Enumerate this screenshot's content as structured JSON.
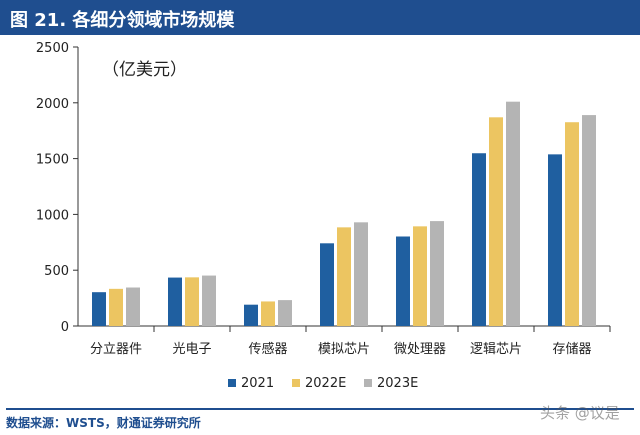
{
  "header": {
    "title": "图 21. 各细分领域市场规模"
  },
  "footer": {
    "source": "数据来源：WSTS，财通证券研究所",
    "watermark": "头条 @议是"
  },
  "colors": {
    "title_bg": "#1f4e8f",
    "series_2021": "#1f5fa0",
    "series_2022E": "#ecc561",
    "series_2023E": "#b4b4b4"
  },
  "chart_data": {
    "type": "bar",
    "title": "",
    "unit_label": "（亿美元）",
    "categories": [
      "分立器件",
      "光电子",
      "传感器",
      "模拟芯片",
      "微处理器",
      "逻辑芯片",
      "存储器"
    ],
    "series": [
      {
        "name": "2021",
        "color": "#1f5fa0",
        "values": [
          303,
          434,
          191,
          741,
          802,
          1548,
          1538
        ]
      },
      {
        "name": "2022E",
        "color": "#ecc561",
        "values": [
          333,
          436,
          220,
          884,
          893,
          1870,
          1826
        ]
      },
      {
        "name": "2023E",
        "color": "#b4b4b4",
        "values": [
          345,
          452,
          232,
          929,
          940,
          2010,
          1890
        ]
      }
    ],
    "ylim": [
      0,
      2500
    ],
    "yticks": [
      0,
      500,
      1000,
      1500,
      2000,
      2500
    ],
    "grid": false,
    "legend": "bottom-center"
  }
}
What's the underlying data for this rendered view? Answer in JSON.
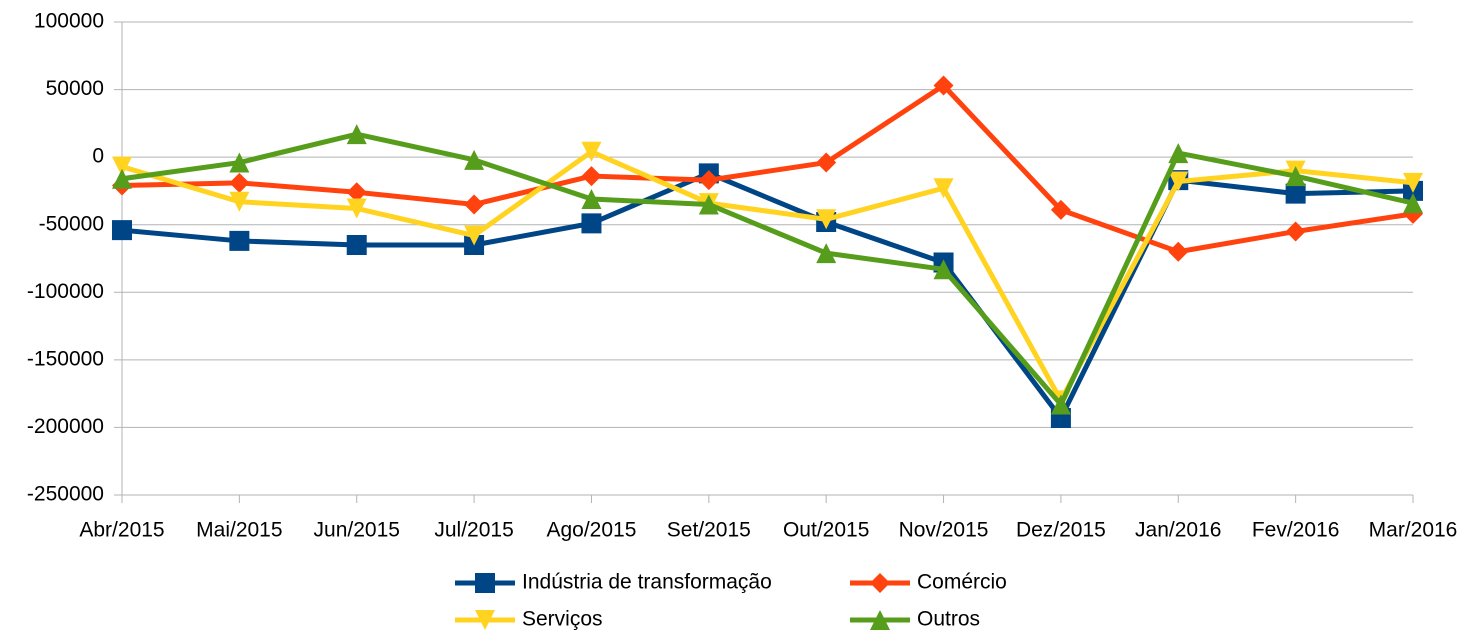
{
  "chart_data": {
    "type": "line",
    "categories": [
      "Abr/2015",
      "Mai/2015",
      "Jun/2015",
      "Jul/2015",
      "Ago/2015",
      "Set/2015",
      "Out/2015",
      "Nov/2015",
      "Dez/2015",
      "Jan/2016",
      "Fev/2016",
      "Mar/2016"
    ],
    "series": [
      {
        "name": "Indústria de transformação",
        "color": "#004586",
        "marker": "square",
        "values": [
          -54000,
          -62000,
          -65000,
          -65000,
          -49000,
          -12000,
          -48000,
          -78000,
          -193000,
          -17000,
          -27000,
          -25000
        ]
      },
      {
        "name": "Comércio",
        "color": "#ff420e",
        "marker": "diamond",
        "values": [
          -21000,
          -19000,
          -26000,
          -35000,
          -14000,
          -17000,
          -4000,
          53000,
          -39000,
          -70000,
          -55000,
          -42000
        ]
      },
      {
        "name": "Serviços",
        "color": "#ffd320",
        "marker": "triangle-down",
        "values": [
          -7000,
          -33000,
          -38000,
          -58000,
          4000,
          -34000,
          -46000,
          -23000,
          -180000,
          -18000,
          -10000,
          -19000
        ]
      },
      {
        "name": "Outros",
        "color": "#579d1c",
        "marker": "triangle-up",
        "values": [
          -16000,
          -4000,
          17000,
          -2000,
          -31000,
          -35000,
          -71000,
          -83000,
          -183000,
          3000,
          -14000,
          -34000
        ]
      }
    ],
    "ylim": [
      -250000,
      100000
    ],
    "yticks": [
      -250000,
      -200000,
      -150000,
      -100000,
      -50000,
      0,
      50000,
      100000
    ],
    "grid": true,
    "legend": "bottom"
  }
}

* [Requirements] The records above need to be restated word for word, with the pictures left out.

* [Written reply]
Enumerate this screenshot's content as structured JSON.
{
  "header": {
    "title": "图 21. 各细分领域市场规模"
  },
  "footer": {
    "source": "数据来源：WSTS，财通证券研究所",
    "watermark": "头条 @议是"
  },
  "colors": {
    "title_bg": "#1f4e8f",
    "series_2021": "#1f5fa0",
    "series_2022E": "#ecc561",
    "series_2023E": "#b4b4b4"
  },
  "chart_data": {
    "type": "bar",
    "title": "",
    "unit_label": "（亿美元）",
    "categories": [
      "分立器件",
      "光电子",
      "传感器",
      "模拟芯片",
      "微处理器",
      "逻辑芯片",
      "存储器"
    ],
    "series": [
      {
        "name": "2021",
        "color": "#1f5fa0",
        "values": [
          303,
          434,
          191,
          741,
          802,
          1548,
          1538
        ]
      },
      {
        "name": "2022E",
        "color": "#ecc561",
        "values": [
          333,
          436,
          220,
          884,
          893,
          1870,
          1826
        ]
      },
      {
        "name": "2023E",
        "color": "#b4b4b4",
        "values": [
          345,
          452,
          232,
          929,
          940,
          2010,
          1890
        ]
      }
    ],
    "ylim": [
      0,
      2500
    ],
    "yticks": [
      0,
      500,
      1000,
      1500,
      2000,
      2500
    ],
    "grid": false,
    "legend": "bottom-center"
  }
}
What's the underlying data for this rendered view? Answer in JSON.
{
  "chart_data": {
    "type": "line",
    "categories": [
      "Abr/2015",
      "Mai/2015",
      "Jun/2015",
      "Jul/2015",
      "Ago/2015",
      "Set/2015",
      "Out/2015",
      "Nov/2015",
      "Dez/2015",
      "Jan/2016",
      "Fev/2016",
      "Mar/2016"
    ],
    "series": [
      {
        "name": "Indústria de transformação",
        "color": "#004586",
        "marker": "square",
        "values": [
          -54000,
          -62000,
          -65000,
          -65000,
          -49000,
          -12000,
          -48000,
          -78000,
          -193000,
          -17000,
          -27000,
          -25000
        ]
      },
      {
        "name": "Comércio",
        "color": "#ff420e",
        "marker": "diamond",
        "values": [
          -21000,
          -19000,
          -26000,
          -35000,
          -14000,
          -17000,
          -4000,
          53000,
          -39000,
          -70000,
          -55000,
          -42000
        ]
      },
      {
        "name": "Serviços",
        "color": "#ffd320",
        "marker": "triangle-down",
        "values": [
          -7000,
          -33000,
          -38000,
          -58000,
          4000,
          -34000,
          -46000,
          -23000,
          -180000,
          -18000,
          -10000,
          -19000
        ]
      },
      {
        "name": "Outros",
        "color": "#579d1c",
        "marker": "triangle-up",
        "values": [
          -16000,
          -4000,
          17000,
          -2000,
          -31000,
          -35000,
          -71000,
          -83000,
          -183000,
          3000,
          -14000,
          -34000
        ]
      }
    ],
    "ylim": [
      -250000,
      100000
    ],
    "yticks": [
      -250000,
      -200000,
      -150000,
      -100000,
      -50000,
      0,
      50000,
      100000
    ],
    "grid": true,
    "legend": "bottom"
  }
}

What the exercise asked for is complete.